====== Page

Let’s cut the crap guys and gals, let’s get this straight. Video games are an art form, whether you like it or not. It seems I am the antithesis of Roger Ebert, but here’s the thing: He’s a film critic, video games aren’t his forté.
This article isn’t directed at Ebert, it isn’t directed at anyone. I’ve always thought that games are art. This isn’t just about getting games more recognition, more ‘respect’ from people as general as a sophisticated way of expressing one’s self, although that’s part of it. I just wanted to write a definitive (for me) post/essay on why I think this.
So let’s break it down, into the different components of a video game, and compare those components to each other and to film, painting, music and so on.

============
====== Material

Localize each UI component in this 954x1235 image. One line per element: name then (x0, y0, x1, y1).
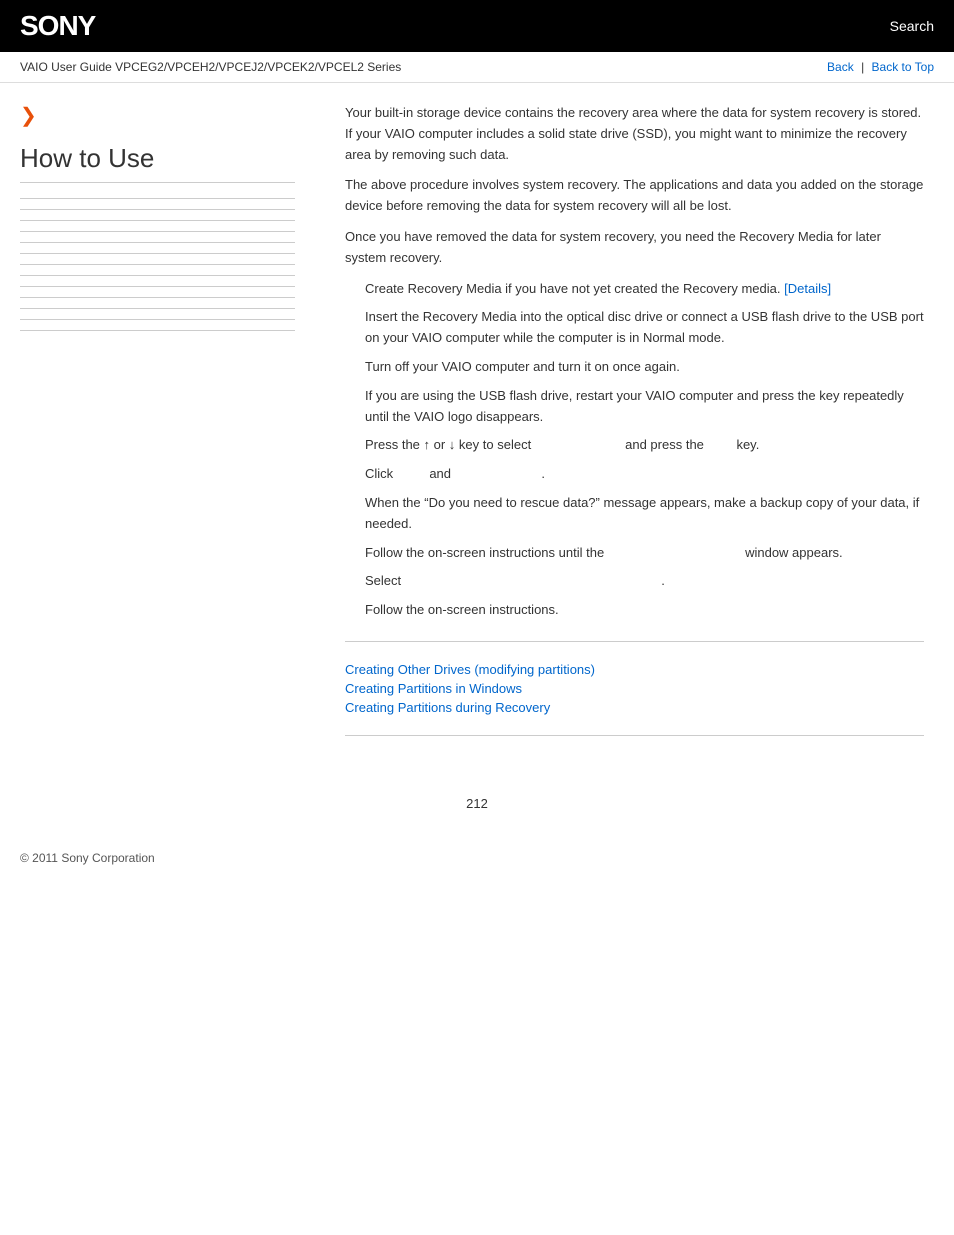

============

Can you quote the essay on video games as art word for word from "This article isn’t" to "I think this."?

» Response for this exercise:
This article isn’t directed at Ebert, it isn’t directed at anyone. I’ve always thought that games are art. This isn’t just about getting games more recognition, more ‘respect’ from people as general as a sophisticated way of expressing one’s self, although that’s part of it. I just wanted to write a definitive (for me) post/essay on why I think this.